» **GOAL**: Using the listing beneath this task, count the lines with the word "GFCI" and write only the result.

-- BEGIN RECORDS SHOWN --

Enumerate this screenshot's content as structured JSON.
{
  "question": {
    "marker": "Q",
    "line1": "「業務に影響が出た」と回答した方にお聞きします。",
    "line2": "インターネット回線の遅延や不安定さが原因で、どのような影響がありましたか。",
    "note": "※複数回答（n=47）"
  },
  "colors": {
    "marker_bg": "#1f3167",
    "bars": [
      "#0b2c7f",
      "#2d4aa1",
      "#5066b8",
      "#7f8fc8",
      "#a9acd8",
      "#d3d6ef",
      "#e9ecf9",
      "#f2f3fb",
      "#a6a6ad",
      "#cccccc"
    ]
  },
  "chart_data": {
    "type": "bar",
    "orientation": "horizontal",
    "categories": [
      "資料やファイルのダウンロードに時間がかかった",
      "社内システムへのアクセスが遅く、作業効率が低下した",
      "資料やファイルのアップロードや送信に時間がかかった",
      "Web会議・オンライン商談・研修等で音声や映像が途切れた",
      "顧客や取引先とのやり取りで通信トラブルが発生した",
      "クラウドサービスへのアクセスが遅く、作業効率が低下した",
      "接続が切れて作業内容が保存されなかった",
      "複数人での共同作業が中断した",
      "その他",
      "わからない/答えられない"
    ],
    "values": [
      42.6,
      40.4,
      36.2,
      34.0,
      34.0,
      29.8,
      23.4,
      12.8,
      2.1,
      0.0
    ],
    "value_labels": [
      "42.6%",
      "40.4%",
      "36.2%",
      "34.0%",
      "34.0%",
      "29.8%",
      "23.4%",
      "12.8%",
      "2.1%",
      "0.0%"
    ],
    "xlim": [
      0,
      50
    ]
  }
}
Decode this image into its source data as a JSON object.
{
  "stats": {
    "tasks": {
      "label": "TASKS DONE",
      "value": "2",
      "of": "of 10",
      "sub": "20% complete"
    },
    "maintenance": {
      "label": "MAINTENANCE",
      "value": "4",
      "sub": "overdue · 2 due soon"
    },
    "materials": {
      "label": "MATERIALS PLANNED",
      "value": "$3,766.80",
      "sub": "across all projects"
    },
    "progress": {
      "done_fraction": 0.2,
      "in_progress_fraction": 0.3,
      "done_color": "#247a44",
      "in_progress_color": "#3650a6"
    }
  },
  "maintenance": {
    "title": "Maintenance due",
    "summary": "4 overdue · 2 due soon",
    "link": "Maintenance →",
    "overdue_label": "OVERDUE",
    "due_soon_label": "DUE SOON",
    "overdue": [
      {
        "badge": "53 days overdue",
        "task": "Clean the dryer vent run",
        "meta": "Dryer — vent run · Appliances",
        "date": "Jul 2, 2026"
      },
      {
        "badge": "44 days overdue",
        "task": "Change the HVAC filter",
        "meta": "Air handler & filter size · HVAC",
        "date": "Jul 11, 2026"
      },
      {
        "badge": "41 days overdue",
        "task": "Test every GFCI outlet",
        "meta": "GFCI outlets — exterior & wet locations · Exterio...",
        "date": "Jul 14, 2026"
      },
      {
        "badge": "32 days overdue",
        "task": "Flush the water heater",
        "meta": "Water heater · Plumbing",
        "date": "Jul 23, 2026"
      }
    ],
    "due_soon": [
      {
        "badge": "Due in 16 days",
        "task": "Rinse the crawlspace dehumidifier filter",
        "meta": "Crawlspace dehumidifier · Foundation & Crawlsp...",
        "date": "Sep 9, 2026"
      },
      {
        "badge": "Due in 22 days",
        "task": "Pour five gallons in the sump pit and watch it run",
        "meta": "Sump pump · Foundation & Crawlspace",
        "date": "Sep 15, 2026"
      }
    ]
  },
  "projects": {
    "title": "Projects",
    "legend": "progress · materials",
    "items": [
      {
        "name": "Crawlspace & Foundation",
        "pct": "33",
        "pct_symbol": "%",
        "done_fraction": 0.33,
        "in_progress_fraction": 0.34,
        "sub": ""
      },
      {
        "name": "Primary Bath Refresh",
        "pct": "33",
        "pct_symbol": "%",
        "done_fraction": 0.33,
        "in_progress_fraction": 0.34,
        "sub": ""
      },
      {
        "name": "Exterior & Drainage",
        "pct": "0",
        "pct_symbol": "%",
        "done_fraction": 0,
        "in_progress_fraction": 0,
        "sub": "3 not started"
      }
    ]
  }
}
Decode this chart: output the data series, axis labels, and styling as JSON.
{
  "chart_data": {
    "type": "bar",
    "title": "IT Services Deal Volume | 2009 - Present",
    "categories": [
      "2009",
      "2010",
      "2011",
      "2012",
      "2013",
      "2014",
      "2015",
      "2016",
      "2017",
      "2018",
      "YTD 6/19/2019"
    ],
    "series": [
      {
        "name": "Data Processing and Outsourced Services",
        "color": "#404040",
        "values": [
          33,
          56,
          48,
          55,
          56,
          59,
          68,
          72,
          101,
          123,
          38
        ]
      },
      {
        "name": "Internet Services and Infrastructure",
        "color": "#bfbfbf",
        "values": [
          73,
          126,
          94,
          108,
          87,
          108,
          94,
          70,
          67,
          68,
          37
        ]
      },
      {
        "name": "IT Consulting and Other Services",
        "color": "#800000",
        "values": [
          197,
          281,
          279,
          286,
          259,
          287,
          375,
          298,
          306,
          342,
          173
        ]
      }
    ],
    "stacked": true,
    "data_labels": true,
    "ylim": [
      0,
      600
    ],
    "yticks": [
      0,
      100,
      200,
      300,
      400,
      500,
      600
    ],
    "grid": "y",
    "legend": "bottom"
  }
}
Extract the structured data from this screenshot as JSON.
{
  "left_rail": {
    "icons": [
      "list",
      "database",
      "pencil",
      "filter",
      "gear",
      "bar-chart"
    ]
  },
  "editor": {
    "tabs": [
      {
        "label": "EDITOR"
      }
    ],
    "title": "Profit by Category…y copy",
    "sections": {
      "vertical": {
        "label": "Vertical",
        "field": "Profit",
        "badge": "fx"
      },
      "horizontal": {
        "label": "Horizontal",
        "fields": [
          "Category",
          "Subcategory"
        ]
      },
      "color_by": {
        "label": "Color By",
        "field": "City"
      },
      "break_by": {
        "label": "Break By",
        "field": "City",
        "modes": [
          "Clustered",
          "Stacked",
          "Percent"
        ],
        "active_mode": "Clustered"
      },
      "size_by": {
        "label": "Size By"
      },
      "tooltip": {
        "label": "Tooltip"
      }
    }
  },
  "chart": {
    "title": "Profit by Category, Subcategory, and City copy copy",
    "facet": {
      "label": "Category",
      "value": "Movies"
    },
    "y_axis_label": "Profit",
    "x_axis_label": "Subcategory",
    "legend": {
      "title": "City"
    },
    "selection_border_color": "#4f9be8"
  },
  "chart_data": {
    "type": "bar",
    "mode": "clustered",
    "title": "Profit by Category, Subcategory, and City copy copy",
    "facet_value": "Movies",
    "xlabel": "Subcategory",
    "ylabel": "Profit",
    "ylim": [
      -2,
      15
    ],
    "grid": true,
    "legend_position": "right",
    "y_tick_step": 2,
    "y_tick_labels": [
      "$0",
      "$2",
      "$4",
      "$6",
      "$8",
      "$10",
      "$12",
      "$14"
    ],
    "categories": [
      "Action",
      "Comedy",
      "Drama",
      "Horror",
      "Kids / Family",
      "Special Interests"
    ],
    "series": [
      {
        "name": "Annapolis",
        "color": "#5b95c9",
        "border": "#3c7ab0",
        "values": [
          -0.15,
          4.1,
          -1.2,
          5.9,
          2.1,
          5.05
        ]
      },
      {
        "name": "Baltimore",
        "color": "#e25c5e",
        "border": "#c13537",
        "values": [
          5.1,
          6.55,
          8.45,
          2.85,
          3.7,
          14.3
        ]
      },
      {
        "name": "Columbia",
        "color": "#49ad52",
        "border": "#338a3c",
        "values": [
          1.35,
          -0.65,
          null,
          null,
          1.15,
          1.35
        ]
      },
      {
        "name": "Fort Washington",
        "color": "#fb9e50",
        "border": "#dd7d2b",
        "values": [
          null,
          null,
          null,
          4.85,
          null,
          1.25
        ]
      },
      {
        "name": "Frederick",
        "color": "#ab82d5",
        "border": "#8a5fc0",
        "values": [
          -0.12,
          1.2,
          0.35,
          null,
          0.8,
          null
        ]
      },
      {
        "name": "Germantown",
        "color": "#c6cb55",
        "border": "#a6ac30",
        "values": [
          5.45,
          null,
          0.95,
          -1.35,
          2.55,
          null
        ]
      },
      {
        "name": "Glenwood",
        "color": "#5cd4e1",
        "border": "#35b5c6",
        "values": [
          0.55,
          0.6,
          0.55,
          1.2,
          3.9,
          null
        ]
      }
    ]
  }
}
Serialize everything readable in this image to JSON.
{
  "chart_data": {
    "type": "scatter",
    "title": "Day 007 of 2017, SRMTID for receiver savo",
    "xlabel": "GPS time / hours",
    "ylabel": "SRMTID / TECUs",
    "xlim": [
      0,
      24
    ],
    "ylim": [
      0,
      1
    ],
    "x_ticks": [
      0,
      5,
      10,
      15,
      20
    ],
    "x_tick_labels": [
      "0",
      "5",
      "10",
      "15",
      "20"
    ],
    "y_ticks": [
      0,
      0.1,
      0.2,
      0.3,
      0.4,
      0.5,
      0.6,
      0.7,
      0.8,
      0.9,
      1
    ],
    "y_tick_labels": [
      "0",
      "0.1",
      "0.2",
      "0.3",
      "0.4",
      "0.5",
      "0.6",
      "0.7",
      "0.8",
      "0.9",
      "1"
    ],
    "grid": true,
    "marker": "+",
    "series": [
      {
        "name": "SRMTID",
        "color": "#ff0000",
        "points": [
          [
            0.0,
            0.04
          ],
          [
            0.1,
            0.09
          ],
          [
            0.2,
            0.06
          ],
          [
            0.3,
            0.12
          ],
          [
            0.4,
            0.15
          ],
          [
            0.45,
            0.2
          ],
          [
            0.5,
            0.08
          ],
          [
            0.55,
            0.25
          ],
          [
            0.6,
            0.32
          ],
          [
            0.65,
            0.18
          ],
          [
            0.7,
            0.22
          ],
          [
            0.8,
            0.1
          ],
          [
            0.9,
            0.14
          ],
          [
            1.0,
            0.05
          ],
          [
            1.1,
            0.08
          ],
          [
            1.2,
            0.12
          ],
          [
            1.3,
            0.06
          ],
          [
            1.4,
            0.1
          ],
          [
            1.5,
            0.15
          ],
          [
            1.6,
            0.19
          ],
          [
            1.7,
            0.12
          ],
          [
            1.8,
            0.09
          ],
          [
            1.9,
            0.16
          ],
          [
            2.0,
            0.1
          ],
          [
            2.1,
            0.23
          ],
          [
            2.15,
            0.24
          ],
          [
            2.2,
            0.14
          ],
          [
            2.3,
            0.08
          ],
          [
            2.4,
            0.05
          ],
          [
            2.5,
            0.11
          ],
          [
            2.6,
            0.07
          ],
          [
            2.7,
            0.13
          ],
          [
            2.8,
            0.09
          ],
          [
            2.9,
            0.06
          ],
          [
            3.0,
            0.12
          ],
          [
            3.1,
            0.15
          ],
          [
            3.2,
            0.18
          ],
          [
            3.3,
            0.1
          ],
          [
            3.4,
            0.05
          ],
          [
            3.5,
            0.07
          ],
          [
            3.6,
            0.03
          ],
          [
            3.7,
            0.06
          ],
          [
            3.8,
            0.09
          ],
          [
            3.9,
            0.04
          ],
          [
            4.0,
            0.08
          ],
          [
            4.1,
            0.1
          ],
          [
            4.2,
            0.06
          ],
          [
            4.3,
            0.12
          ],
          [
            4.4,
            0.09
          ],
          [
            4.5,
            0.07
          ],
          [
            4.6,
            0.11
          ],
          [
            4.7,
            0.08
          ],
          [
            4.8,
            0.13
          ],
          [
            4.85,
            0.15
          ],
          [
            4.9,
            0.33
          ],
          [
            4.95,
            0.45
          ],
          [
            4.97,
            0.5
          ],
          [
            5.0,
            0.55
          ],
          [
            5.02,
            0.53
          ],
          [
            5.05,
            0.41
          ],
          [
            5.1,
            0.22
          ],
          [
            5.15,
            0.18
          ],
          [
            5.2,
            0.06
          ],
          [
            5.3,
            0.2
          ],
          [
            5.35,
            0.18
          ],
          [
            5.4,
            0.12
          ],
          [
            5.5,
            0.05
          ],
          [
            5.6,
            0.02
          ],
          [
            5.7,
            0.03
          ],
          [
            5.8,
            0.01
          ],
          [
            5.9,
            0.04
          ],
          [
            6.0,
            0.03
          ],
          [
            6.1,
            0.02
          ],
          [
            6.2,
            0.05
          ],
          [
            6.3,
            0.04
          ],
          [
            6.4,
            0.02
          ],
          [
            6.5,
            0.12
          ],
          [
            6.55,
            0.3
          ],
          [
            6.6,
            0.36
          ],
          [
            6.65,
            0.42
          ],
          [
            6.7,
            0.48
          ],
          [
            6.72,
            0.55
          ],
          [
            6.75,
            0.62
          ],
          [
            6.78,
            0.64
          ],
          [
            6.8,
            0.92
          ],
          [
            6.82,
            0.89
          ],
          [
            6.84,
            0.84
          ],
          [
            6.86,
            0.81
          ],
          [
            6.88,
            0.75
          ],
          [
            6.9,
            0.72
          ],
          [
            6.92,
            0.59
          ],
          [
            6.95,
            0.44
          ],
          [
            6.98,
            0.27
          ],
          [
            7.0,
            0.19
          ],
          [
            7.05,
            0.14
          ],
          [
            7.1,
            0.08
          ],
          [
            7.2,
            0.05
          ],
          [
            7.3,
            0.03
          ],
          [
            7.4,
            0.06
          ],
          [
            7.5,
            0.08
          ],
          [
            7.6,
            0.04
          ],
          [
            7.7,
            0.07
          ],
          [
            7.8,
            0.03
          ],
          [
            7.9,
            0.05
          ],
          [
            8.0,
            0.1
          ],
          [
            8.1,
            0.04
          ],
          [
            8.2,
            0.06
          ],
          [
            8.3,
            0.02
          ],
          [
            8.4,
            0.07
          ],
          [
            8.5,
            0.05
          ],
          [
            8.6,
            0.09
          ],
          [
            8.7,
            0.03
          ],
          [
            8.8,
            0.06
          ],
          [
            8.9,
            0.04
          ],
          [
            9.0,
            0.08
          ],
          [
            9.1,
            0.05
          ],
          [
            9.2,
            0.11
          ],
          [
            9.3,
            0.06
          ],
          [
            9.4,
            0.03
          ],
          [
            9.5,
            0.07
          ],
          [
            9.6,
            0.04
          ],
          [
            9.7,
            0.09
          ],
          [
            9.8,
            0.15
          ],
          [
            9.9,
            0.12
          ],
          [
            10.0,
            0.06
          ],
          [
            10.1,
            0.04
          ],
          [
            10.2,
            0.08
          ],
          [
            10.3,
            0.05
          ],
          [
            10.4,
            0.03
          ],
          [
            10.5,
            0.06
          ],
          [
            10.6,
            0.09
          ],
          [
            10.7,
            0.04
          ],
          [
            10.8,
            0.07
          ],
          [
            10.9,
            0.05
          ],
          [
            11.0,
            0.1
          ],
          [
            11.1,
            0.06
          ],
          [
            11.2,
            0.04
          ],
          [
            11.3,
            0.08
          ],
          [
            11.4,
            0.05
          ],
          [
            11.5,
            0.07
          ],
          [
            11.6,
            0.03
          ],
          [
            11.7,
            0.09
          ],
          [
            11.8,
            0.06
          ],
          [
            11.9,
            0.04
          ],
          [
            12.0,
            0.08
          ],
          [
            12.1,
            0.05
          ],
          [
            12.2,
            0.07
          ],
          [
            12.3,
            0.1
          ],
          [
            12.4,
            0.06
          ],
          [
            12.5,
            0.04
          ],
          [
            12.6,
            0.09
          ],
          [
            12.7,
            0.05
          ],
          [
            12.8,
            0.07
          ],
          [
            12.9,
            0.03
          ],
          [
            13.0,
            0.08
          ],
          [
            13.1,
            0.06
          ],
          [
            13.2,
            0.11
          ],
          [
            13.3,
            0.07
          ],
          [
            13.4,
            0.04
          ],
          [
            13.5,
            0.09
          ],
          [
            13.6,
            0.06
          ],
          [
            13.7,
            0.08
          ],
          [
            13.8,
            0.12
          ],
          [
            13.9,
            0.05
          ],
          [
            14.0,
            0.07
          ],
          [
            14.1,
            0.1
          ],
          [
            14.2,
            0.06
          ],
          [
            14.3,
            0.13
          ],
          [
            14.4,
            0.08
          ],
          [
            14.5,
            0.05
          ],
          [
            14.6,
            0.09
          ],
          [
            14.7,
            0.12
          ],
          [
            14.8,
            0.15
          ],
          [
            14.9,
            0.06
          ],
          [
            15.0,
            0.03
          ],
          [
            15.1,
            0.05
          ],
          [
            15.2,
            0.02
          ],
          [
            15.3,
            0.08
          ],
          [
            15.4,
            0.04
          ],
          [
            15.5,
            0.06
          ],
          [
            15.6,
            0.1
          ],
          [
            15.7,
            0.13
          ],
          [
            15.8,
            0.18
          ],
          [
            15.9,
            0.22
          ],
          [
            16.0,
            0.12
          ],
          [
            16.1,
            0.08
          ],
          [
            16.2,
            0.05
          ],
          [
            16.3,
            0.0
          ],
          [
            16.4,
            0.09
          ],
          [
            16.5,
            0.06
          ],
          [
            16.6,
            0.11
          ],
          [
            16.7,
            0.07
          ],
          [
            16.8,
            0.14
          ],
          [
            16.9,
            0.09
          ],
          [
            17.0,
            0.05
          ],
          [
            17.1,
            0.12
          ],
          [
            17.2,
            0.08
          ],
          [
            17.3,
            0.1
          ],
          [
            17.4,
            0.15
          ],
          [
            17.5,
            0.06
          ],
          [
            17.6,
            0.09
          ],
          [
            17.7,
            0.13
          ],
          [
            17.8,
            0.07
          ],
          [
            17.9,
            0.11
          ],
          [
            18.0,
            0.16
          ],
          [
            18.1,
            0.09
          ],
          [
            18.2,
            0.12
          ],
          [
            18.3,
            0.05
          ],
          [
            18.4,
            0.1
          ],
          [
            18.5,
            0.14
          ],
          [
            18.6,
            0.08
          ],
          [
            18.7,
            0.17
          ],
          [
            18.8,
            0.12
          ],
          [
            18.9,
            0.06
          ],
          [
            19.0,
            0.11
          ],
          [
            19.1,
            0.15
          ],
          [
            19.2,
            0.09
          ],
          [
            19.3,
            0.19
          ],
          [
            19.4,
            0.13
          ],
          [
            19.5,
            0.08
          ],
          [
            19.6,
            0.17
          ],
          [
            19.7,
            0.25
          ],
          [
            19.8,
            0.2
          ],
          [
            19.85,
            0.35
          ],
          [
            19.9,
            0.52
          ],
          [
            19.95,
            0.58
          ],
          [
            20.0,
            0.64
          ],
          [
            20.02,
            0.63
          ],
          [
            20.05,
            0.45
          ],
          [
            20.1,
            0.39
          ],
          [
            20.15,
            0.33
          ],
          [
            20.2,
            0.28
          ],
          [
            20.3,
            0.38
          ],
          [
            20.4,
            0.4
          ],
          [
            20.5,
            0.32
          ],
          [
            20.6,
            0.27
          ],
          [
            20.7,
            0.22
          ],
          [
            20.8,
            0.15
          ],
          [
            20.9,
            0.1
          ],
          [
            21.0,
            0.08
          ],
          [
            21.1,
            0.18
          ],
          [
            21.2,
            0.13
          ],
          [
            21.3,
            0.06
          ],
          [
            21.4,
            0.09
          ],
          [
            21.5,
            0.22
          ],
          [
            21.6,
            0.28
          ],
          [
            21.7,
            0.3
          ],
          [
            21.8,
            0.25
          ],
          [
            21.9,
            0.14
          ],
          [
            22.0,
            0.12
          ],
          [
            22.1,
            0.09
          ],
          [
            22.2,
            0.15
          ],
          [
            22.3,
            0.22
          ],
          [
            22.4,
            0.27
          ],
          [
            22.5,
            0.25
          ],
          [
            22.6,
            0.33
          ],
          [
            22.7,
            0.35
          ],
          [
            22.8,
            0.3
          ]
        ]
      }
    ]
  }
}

-- END RECORDS SHOWN --

» **RESULT BELOW**: 2